• [What needs to be done]: Retype all of the entries word for word.

---

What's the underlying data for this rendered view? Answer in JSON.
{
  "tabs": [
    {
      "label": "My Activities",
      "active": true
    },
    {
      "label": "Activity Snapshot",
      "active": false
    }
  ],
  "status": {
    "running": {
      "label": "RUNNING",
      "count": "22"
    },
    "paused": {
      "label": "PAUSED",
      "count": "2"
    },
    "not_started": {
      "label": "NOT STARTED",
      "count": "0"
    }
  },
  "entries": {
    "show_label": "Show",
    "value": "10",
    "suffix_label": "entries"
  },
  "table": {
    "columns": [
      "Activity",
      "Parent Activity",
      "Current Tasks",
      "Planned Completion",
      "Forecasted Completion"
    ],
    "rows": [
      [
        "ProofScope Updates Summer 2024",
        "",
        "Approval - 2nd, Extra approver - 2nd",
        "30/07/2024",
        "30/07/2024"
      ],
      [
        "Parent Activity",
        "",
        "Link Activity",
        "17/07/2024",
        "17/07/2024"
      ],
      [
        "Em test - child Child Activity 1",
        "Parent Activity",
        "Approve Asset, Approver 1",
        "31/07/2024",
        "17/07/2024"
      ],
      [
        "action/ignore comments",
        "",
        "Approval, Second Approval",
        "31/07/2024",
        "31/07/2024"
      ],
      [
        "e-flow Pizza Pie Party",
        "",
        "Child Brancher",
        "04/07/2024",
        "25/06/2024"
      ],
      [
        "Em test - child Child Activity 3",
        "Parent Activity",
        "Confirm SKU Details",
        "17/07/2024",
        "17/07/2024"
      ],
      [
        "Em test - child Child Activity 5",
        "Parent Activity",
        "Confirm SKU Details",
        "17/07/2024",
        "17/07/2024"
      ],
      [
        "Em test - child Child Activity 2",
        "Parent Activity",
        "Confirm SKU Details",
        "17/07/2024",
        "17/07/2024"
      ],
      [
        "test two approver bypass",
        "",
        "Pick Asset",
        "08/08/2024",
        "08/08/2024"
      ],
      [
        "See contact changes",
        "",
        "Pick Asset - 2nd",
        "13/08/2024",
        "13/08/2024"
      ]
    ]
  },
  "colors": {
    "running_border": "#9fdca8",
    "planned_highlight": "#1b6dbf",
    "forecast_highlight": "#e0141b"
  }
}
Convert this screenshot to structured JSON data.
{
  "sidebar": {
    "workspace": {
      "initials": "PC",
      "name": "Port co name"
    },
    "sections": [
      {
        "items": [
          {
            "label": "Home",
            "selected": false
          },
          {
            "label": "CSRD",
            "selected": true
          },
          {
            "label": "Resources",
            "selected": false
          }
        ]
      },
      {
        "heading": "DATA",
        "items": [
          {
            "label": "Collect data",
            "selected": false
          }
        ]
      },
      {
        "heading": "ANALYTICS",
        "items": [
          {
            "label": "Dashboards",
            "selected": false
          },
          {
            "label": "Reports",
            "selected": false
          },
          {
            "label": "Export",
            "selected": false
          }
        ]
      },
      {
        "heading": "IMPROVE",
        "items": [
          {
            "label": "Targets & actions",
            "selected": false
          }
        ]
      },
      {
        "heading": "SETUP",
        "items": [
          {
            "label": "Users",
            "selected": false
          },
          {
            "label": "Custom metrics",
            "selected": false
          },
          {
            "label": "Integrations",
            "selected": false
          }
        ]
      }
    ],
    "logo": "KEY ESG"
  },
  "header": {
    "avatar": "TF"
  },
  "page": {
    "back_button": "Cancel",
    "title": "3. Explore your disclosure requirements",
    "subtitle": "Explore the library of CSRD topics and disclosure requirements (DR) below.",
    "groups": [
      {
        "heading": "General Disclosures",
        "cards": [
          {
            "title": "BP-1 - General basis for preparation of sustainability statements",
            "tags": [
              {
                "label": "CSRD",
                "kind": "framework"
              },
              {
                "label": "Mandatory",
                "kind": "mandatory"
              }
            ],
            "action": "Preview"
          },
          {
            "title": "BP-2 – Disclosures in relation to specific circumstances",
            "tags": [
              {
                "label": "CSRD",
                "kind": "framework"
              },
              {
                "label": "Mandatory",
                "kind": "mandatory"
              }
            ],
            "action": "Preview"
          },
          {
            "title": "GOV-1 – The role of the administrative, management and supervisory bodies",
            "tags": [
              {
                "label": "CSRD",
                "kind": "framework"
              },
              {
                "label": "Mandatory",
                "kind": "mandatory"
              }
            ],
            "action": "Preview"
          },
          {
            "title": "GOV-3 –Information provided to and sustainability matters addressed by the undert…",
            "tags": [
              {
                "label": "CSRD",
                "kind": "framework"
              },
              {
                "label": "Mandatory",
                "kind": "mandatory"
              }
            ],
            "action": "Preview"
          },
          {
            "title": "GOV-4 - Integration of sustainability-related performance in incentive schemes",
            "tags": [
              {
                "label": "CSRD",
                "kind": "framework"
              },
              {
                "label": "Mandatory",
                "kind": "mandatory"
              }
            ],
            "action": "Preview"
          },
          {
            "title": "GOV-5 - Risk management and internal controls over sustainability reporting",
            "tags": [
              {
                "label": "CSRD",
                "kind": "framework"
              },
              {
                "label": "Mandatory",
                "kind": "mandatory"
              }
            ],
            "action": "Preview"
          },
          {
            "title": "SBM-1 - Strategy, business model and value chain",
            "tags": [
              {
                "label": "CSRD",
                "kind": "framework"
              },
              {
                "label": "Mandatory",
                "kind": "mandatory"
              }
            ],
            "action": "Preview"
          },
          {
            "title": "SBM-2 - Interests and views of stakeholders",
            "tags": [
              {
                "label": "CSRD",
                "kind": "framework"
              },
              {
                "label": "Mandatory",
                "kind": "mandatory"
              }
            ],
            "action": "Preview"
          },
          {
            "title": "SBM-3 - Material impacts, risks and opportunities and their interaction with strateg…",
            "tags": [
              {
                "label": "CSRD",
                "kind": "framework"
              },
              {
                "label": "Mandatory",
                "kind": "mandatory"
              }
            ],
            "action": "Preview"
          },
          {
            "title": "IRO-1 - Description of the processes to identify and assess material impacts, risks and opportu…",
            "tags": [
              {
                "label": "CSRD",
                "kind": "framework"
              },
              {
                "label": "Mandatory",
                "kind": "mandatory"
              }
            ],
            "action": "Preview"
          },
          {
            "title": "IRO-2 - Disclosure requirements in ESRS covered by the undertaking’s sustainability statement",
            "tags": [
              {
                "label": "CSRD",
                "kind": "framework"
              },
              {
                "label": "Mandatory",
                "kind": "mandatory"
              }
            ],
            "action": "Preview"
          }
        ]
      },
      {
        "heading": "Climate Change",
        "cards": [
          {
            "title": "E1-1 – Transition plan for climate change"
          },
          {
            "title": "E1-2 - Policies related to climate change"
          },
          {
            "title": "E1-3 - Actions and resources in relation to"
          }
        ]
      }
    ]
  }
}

---

• [Final result]:
What's the underlying data for this rendered view? Answer in JSON.
{
  "tabs": [
    {
      "label": "My Activities",
      "active": true
    },
    {
      "label": "Activity Snapshot",
      "active": false
    }
  ],
  "status": {
    "running": {
      "label": "RUNNING",
      "count": "22"
    },
    "paused": {
      "label": "PAUSED",
      "count": "2"
    },
    "not_started": {
      "label": "NOT STARTED",
      "count": "0"
    }
  },
  "entries": {
    "show_label": "Show",
    "value": "10",
    "suffix_label": "entries"
  },
  "table": {
    "columns": [
      "Activity",
      "Parent Activity",
      "Current Tasks",
      "Planned Completion",
      "Forecasted Completion"
    ],
    "rows": [
      [
        "ProofScope Updates Summer 2024",
        "",
        "Approval - 2nd, Extra approver - 2nd",
        "30/07/2024",
        "30/07/2024"
      ],
      [
        "Parent Activity",
        "",
        "Link Activity",
        "17/07/2024",
        "17/07/2024"
      ],
      [
        "Em test - child Child Activity 1",
        "Parent Activity",
        "Approve Asset, Approver 1",
        "31/07/2024",
        "17/07/2024"
      ],
      [
        "action/ignore comments",
        "",
        "Approval, Second Approval",
        "31/07/2024",
        "31/07/2024"
      ],
      [
        "e-flow Pizza Pie Party",
        "",
        "Child Brancher",
        "04/07/2024",
        "25/06/2024"
      ],
      [
        "Em test - child Child Activity 3",
        "Parent Activity",
        "Confirm SKU Details",
        "17/07/2024",
        "17/07/2024"
      ],
      [
        "Em test - child Child Activity 5",
        "Parent Activity",
        "Confirm SKU Details",
        "17/07/2024",
        "17/07/2024"
      ],
      [
        "Em test - child Child Activity 2",
        "Parent Activity",
        "Confirm SKU Details",
        "17/07/2024",
        "17/07/2024"
      ],
      [
        "test two approver bypass",
        "",
        "Pick Asset",
        "08/08/2024",
        "08/08/2024"
      ],
      [
        "See contact changes",
        "",
        "Pick Asset - 2nd",
        "13/08/2024",
        "13/08/2024"
      ]
    ]
  },
  "colors": {
    "running_border": "#9fdca8",
    "planned_highlight": "#1b6dbf",
    "forecast_highlight": "#e0141b"
  }
}
Convert this screenshot to structured JSON data.
{
  "sidebar": {
    "workspace": {
      "initials": "PC",
      "name": "Port co name"
    },
    "sections": [
      {
        "items": [
          {
            "label": "Home",
            "selected": false
          },
          {
            "label": "CSRD",
            "selected": true
          },
          {
            "label": "Resources",
            "selected": false
          }
        ]
      },
      {
        "heading": "DATA",
        "items": [
          {
            "label": "Collect data",
            "selected": false
          }
        ]
      },
      {
        "heading": "ANALYTICS",
        "items": [
          {
            "label": "Dashboards",
            "selected": false
          },
          {
            "label": "Reports",
            "selected": false
          },
          {
            "label": "Export",
            "selected": false
          }
        ]
      },
      {
        "heading": "IMPROVE",
        "items": [
          {
            "label": "Targets & actions",
            "selected": false
          }
        ]
      },
      {
        "heading": "SETUP",
        "items": [
          {
            "label": "Users",
            "selected": false
          },
          {
            "label": "Custom metrics",
            "selected": false
          },
          {
            "label": "Integrations",
            "selected": false
          }
        ]
      }
    ],
    "logo": "KEY ESG"
  },
  "header": {
    "avatar": "TF"
  },
  "page": {
    "back_button": "Cancel",
    "title": "3. Explore your disclosure requirements",
    "subtitle": "Explore the library of CSRD topics and disclosure requirements (DR) below.",
    "groups": [
      {
        "heading": "General Disclosures",
        "cards": [
          {
            "title": "BP-1 - General basis for preparation of sustainability statements",
            "tags": [
              {
                "label": "CSRD",
                "kind": "framework"
              },
              {
                "label": "Mandatory",
                "kind": "mandatory"
              }
            ],
            "action": "Preview"
          },
          {
            "title": "BP-2 – Disclosures in relation to specific circumstances",
            "tags": [
              {
                "label": "CSRD",
                "kind": "framework"
              },
              {
                "label": "Mandatory",
                "kind": "mandatory"
              }
            ],
            "action": "Preview"
          },
          {
            "title": "GOV-1 – The role of the administrative, management and supervisory bodies",
            "tags": [
              {
                "label": "CSRD",
                "kind": "framework"
              },
              {
                "label": "Mandatory",
                "kind": "mandatory"
              }
            ],
            "action": "Preview"
          },
          {
            "title": "GOV-3 –Information provided to and sustainability matters addressed by the undert…",
            "tags": [
              {
                "label": "CSRD",
                "kind": "framework"
              },
              {
                "label": "Mandatory",
                "kind": "mandatory"
              }
            ],
            "action": "Preview"
          },
          {
            "title": "GOV-4 - Integration of sustainability-related performance in incentive schemes",
            "tags": [
              {
                "label": "CSRD",
                "kind": "framework"
              },
              {
                "label": "Mandatory",
                "kind": "mandatory"
              }
            ],
            "action": "Preview"
          },
          {
            "title": "GOV-5 - Risk management and internal controls over sustainability reporting",
            "tags": [
              {
                "label": "CSRD",
                "kind": "framework"
              },
              {
                "label": "Mandatory",
                "kind": "mandatory"
              }
            ],
            "action": "Preview"
          },
          {
            "title": "SBM-1 - Strategy, business model and value chain",
            "tags": [
              {
                "label": "CSRD",
                "kind": "framework"
              },
              {
                "label": "Mandatory",
                "kind": "mandatory"
              }
            ],
            "action": "Preview"
          },
          {
            "title": "SBM-2 - Interests and views of stakeholders",
            "tags": [
              {
                "label": "CSRD",
                "kind": "framework"
              },
              {
                "label": "Mandatory",
                "kind": "mandatory"
              }
            ],
            "action": "Preview"
          },
          {
            "title": "SBM-3 - Material impacts, risks and opportunities and their interaction with strateg…",
            "tags": [
              {
                "label": "CSRD",
                "kind": "framework"
              },
              {
                "label": "Mandatory",
                "kind": "mandatory"
              }
            ],
            "action": "Preview"
          },
          {
            "title": "IRO-1 - Description of the processes to identify and assess material impacts, risks and opportu…",
            "tags": [
              {
                "label": "CSRD",
                "kind": "framework"
              },
              {
                "label": "Mandatory",
                "kind": "mandatory"
              }
            ],
            "action": "Preview"
          },
          {
            "title": "IRO-2 - Disclosure requirements in ESRS covered by the undertaking’s sustainability statement",
            "tags": [
              {
                "label": "CSRD",
                "kind": "framework"
              },
              {
                "label": "Mandatory",
                "kind": "mandatory"
              }
            ],
            "action": "Preview"
          }
        ]
      },
      {
        "heading": "Climate Change",
        "cards": [
          {
            "title": "E1-1 – Transition plan for climate change"
          },
          {
            "title": "E1-2 - Policies related to climate change"
          },
          {
            "title": "E1-3 - Actions and resources in relation to"
          }
        ]
      }
    ]
  }
}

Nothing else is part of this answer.